Task statement
Reproduce all lines of the listing below in which the word "Infosystem" occurs.

..............................

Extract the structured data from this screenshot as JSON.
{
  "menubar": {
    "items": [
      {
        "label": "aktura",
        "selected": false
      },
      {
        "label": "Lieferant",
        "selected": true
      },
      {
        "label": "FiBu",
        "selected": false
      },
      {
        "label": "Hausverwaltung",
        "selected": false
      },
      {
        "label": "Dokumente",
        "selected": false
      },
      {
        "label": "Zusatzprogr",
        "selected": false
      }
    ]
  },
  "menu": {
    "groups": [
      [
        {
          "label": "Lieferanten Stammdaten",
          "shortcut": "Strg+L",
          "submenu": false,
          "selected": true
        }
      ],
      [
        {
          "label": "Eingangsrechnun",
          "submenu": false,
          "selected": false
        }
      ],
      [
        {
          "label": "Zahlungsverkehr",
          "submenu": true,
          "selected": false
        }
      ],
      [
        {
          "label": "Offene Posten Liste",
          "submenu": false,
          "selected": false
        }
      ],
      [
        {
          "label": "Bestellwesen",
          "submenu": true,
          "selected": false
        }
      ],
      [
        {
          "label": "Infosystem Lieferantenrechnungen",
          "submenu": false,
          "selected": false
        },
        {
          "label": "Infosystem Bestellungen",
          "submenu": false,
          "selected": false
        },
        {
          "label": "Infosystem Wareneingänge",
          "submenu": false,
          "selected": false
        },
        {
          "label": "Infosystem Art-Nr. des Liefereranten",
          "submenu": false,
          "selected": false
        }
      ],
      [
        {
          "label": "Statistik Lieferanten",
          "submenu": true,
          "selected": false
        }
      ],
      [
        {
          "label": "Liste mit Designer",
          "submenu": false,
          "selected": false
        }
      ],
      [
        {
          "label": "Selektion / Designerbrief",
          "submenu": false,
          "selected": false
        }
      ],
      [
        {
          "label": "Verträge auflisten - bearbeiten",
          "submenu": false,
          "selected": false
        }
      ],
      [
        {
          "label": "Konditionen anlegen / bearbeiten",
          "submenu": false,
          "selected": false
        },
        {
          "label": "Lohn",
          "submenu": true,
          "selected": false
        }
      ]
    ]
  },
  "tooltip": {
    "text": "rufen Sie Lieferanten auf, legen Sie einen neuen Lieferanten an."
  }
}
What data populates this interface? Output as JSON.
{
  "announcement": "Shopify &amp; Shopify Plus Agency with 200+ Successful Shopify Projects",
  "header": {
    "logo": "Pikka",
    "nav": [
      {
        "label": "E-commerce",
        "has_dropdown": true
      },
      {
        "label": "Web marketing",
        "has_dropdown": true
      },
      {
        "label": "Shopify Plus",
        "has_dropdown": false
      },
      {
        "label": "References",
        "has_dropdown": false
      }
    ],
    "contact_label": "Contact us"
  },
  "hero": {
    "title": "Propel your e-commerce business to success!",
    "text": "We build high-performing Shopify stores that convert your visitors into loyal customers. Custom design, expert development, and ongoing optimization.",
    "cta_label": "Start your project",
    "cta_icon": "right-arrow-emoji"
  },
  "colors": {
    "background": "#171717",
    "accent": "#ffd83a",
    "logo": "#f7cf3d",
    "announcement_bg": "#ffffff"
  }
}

..............................

Written answer
          "label": "Infosystem Lieferantenrechnungen",
          "label": "Infosystem Bestellungen",
          "label": "Infosystem Wareneingänge",
          "label": "Infosystem Art-Nr. des Liefereranten",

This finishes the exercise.